Excerpts from a layout annotation set
*-*-*

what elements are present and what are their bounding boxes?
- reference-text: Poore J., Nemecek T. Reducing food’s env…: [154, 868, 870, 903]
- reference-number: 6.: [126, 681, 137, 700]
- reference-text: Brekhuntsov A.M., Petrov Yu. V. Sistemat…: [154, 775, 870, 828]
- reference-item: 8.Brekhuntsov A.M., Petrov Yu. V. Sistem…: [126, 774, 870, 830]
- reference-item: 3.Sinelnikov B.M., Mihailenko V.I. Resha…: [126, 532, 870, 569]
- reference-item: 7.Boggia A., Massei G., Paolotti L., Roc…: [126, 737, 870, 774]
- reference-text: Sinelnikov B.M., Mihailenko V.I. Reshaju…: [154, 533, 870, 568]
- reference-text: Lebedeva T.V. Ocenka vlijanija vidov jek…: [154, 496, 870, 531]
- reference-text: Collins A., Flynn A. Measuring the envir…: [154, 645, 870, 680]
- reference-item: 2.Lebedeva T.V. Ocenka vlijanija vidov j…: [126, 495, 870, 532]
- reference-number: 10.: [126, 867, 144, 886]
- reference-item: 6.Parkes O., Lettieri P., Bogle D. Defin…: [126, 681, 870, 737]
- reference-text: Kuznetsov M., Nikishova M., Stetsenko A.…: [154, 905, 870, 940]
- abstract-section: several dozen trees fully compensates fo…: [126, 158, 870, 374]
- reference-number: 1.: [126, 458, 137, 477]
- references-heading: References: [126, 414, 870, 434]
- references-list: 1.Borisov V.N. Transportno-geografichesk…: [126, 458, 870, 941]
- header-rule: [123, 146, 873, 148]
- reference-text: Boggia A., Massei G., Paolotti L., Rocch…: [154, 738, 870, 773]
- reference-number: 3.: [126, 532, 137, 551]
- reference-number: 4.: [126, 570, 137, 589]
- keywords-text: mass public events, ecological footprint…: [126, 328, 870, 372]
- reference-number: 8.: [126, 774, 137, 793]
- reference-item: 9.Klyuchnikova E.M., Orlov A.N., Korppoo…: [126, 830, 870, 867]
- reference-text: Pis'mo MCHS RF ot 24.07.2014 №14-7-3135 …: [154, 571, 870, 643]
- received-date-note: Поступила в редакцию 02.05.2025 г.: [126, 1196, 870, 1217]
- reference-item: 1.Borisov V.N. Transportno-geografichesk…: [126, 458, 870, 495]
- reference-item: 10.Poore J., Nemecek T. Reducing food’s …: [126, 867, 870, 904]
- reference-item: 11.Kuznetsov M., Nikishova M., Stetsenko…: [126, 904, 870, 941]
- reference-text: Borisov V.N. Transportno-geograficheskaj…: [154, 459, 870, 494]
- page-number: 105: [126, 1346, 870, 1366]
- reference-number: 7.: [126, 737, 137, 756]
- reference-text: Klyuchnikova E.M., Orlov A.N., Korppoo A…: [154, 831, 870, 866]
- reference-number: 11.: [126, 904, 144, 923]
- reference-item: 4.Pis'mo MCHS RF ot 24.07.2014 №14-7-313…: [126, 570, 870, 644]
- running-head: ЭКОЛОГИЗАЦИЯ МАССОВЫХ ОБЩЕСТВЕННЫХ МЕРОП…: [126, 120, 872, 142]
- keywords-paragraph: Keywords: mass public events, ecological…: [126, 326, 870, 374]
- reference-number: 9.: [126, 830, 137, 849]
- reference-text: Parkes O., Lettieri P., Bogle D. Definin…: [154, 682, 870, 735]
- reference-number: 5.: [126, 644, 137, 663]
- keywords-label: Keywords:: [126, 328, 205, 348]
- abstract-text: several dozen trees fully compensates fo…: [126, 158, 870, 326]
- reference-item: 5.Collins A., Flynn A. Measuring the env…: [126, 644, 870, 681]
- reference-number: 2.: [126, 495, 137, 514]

*-*-*

• Work to complete
Reproduce all of the lines above verbatim, with no alteration.

• Complete output
what elements are present and what are their bounding boxes?
- reference-text: Poore J., Nemecek T. Reducing food’s env…: [154, 868, 870, 903]
- reference-number: 6.: [126, 681, 137, 700]
- reference-text: Brekhuntsov A.M., Petrov Yu. V. Sistemat…: [154, 775, 870, 828]
- reference-item: 8.Brekhuntsov A.M., Petrov Yu. V. Sistem…: [126, 774, 870, 830]
- reference-item: 3.Sinelnikov B.M., Mihailenko V.I. Resha…: [126, 532, 870, 569]
- reference-item: 7.Boggia A., Massei G., Paolotti L., Roc…: [126, 737, 870, 774]
- reference-text: Sinelnikov B.M., Mihailenko V.I. Reshaju…: [154, 533, 870, 568]
- reference-text: Lebedeva T.V. Ocenka vlijanija vidov jek…: [154, 496, 870, 531]
- reference-text: Collins A., Flynn A. Measuring the envir…: [154, 645, 870, 680]
- reference-item: 2.Lebedeva T.V. Ocenka vlijanija vidov j…: [126, 495, 870, 532]
- reference-number: 10.: [126, 867, 144, 886]
- reference-item: 6.Parkes O., Lettieri P., Bogle D. Defin…: [126, 681, 870, 737]
- reference-text: Kuznetsov M., Nikishova M., Stetsenko A.…: [154, 905, 870, 940]
- abstract-section: several dozen trees fully compensates fo…: [126, 158, 870, 374]
- reference-number: 1.: [126, 458, 137, 477]
- references-heading: References: [126, 414, 870, 434]
- references-list: 1.Borisov V.N. Transportno-geografichesk…: [126, 458, 870, 941]
- header-rule: [123, 146, 873, 148]
- reference-text: Boggia A., Massei G., Paolotti L., Rocch…: [154, 738, 870, 773]
- reference-number: 3.: [126, 532, 137, 551]
- reference-number: 4.: [126, 570, 137, 589]
- keywords-text: mass public events, ecological footprint…: [126, 328, 870, 372]
- reference-number: 8.: [126, 774, 137, 793]
- reference-item: 9.Klyuchnikova E.M., Orlov A.N., Korppoo…: [126, 830, 870, 867]
- reference-text: Pis'mo MCHS RF ot 24.07.2014 №14-7-3135 …: [154, 571, 870, 643]
- received-date-note: Поступила в редакцию 02.05.2025 г.: [126, 1196, 870, 1217]
- reference-item: 1.Borisov V.N. Transportno-geografichesk…: [126, 458, 870, 495]
- reference-item: 10.Poore J., Nemecek T. Reducing food’s …: [126, 867, 870, 904]
- reference-item: 11.Kuznetsov M., Nikishova M., Stetsenko…: [126, 904, 870, 941]
- reference-text: Borisov V.N. Transportno-geograficheskaj…: [154, 459, 870, 494]
- page-number: 105: [126, 1346, 870, 1366]
- reference-number: 7.: [126, 737, 137, 756]
- reference-text: Klyuchnikova E.M., Orlov A.N., Korppoo A…: [154, 831, 870, 866]
- reference-number: 11.: [126, 904, 144, 923]
- reference-item: 4.Pis'mo MCHS RF ot 24.07.2014 №14-7-313…: [126, 570, 870, 644]
- running-head: ЭКОЛОГИЗАЦИЯ МАССОВЫХ ОБЩЕСТВЕННЫХ МЕРОП…: [126, 120, 872, 142]
- keywords-paragraph: Keywords: mass public events, ecological…: [126, 326, 870, 374]
- reference-number: 9.: [126, 830, 137, 849]
- reference-text: Parkes O., Lettieri P., Bogle D. Definin…: [154, 682, 870, 735]
- reference-number: 5.: [126, 644, 137, 663]
- keywords-label: Keywords:: [126, 328, 205, 348]
- abstract-text: several dozen trees fully compensates fo…: [126, 158, 870, 326]
- reference-item: 5.Collins A., Flynn A. Measuring the env…: [126, 644, 870, 681]
- reference-number: 2.: [126, 495, 137, 514]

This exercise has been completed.